--- Supplied material ---

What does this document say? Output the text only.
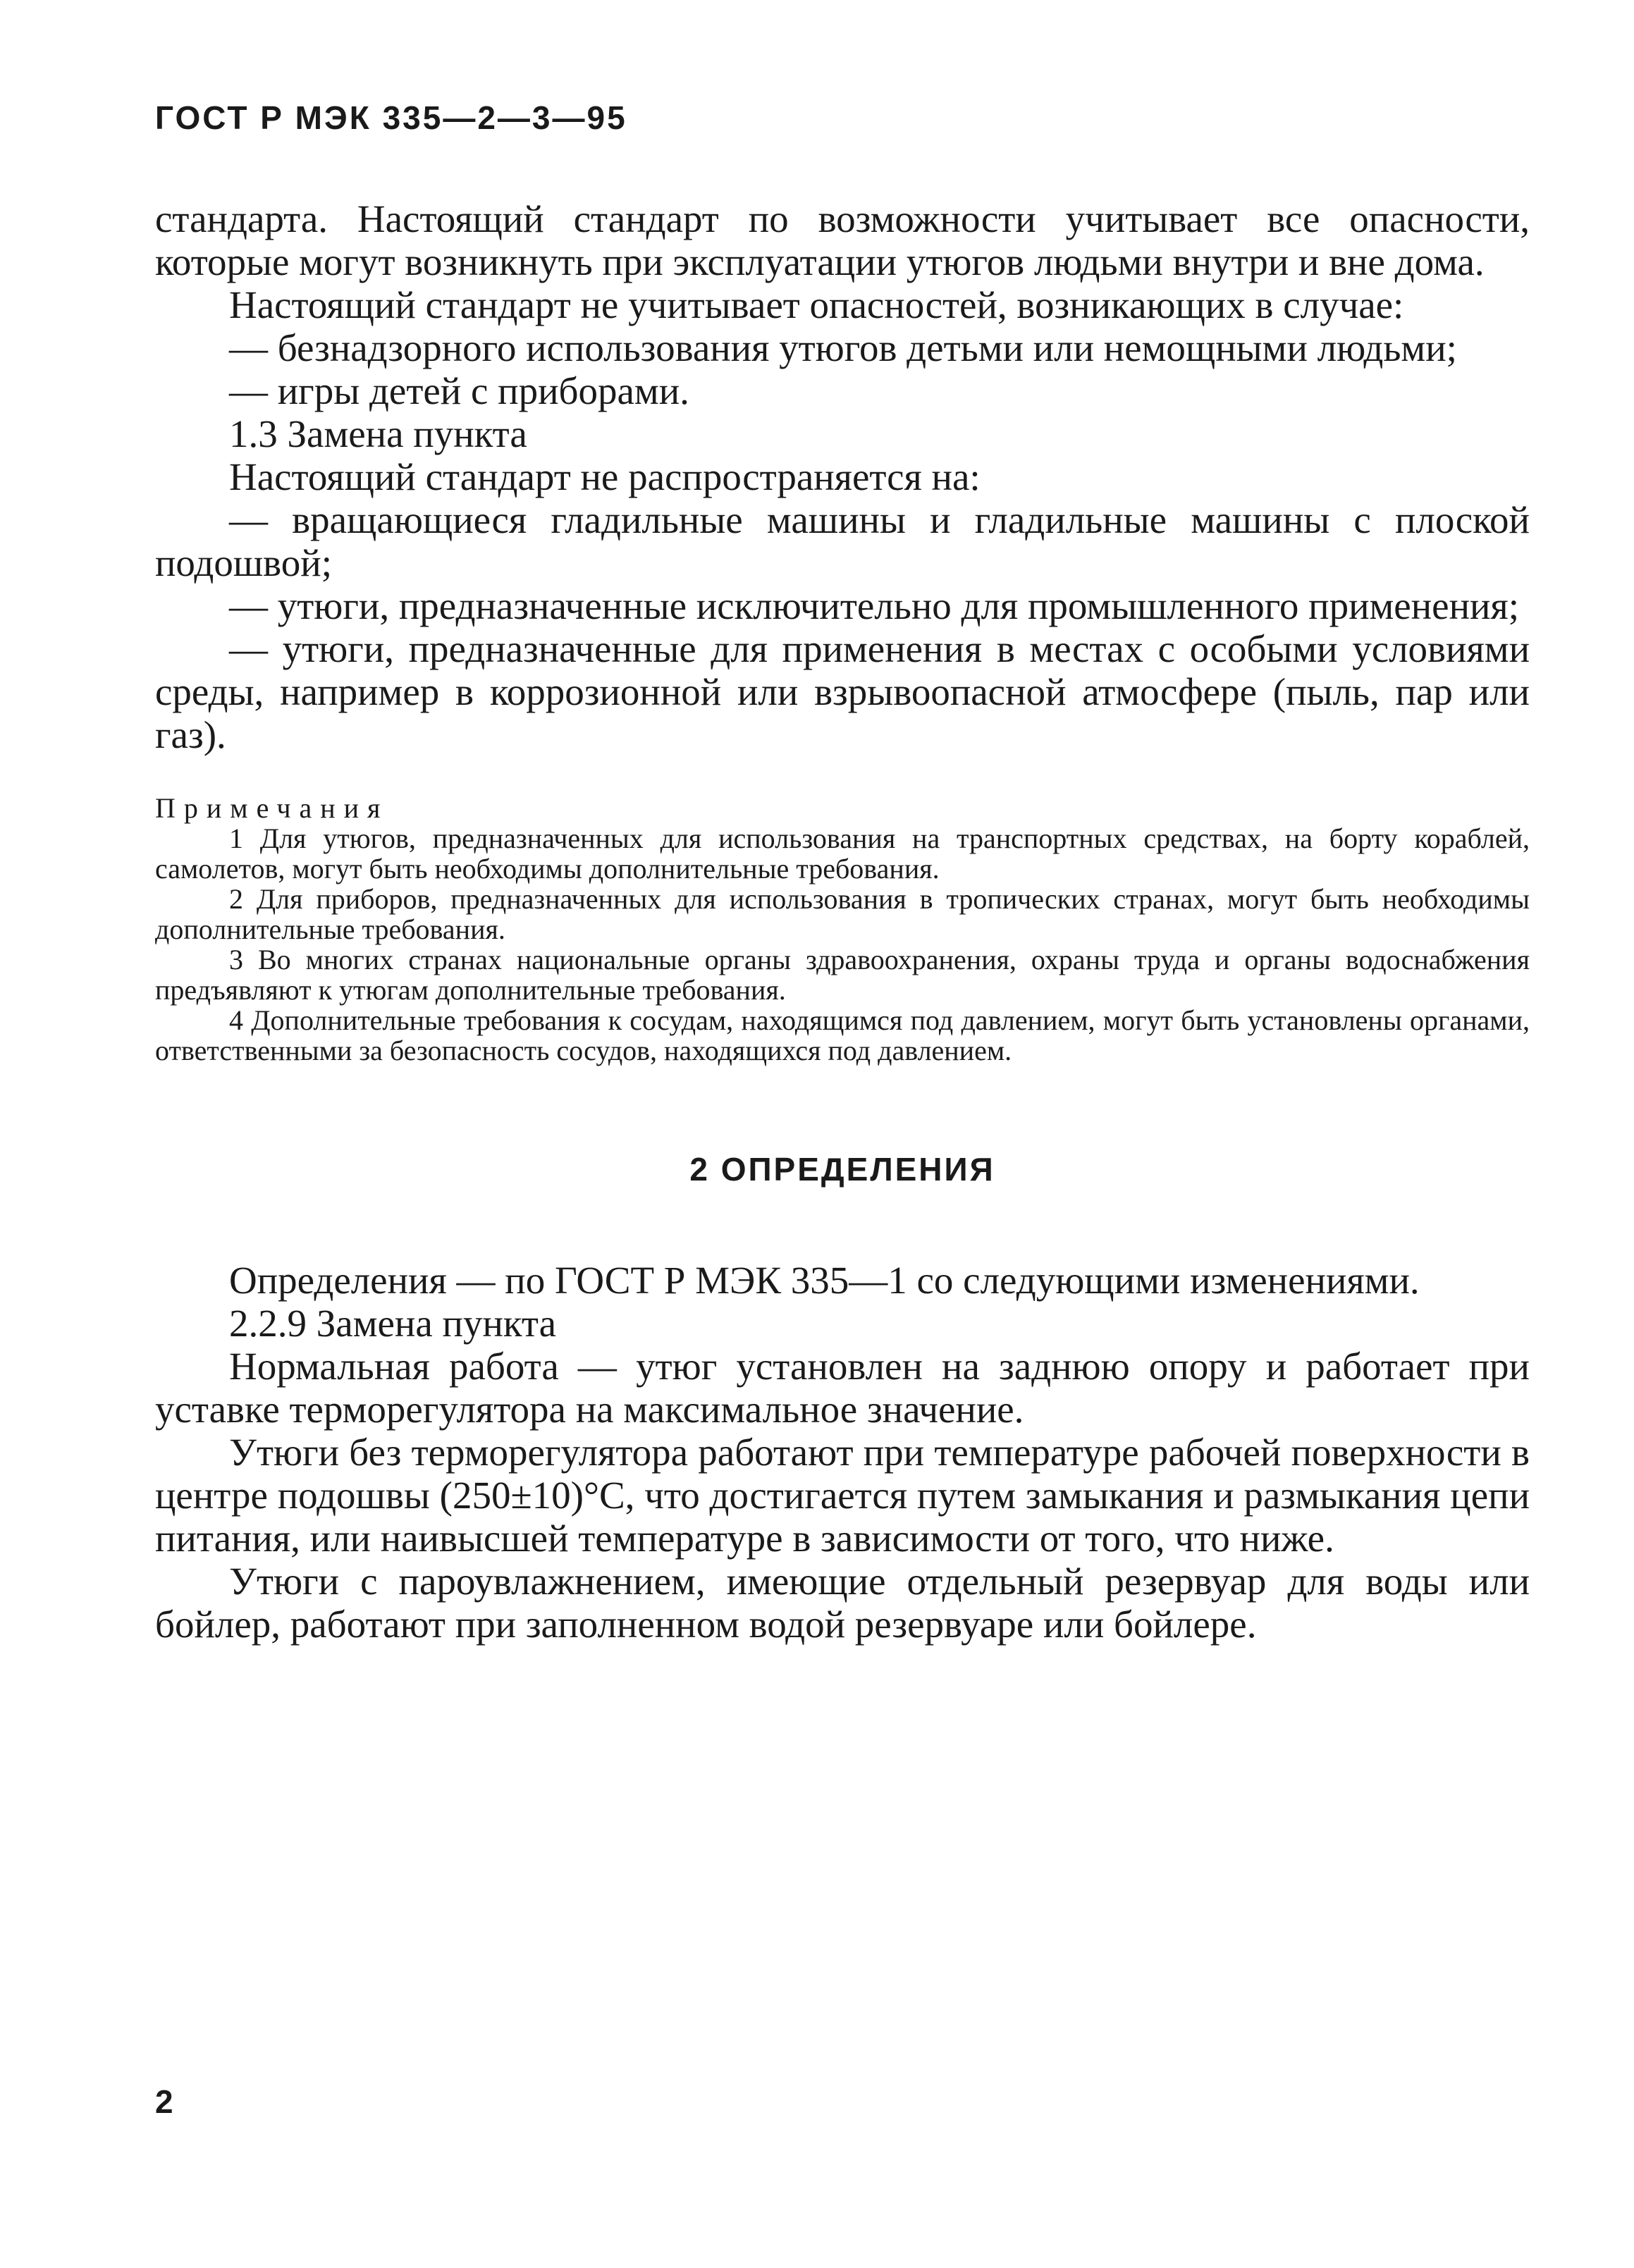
ГОСТ Р МЭК 335—2—3—95

стандарта. Настоящий стандарт по возможности учитывает все опасности, которые могут возникнуть при эксплуатации утюгов людьми внутри и вне дома.

Настоящий стандарт не учитывает опасностей, возникающих в случае:

— безнадзорного использования утюгов детьми или немощными людьми;

— игры детей с приборами.

1.3 Замена пункта

Настоящий стандарт не распространяется на:

— вращающиеся гладильные машины и гладильные машины с плоской подошвой;

— утюги, предназначенные исключительно для промышленного применения;

— утюги, предназначенные для применения в местах с особыми условиями среды, например в коррозионной или взрывоопасной атмосфере (пыль, пар или газ).

Примечания

1 Для утюгов, предназначенных для использования на транспортных средствах, на борту кораблей, самолетов, могут быть необходимы дополнительные требования.

2 Для приборов, предназначенных для использования в тропических странах, могут быть необходимы дополнительные требования.

3 Во многих странах национальные органы здравоохранения, охраны труда и органы водоснабжения предъявляют к утюгам дополнительные требования.

4 Дополнительные требования к сосудам, находящимся под давлением, могут быть установлены органами, ответственными за безопасность сосудов, находящихся под давлением.

2 ОПРЕДЕЛЕНИЯ

Определения — по ГОСТ Р МЭК 335—1 со следующими изменениями.

2.2.9 Замена пункта

Нормальная работа — утюг установлен на заднюю опору и работает при уставке терморегулятора на максимальное значение.

Утюги без терморегулятора работают при температуре рабочей поверхности в центре подошвы (250±10)°С, что достигается путем замыкания и размыкания цепи питания, или наивысшей температуре в зависимости от того, что ниже.

Утюги с пароувлажнением, имеющие отдельный резервуар для воды или бойлер, работают при заполненном водой резервуаре или бойлере.

2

---

**Stated task**: List every line above that holds the word "ГОСТ".

**Final answer**:
ГОСТ Р МЭК 335—2—3—95
Определения — по ГОСТ Р МЭК 335—1 со следующими изменениями.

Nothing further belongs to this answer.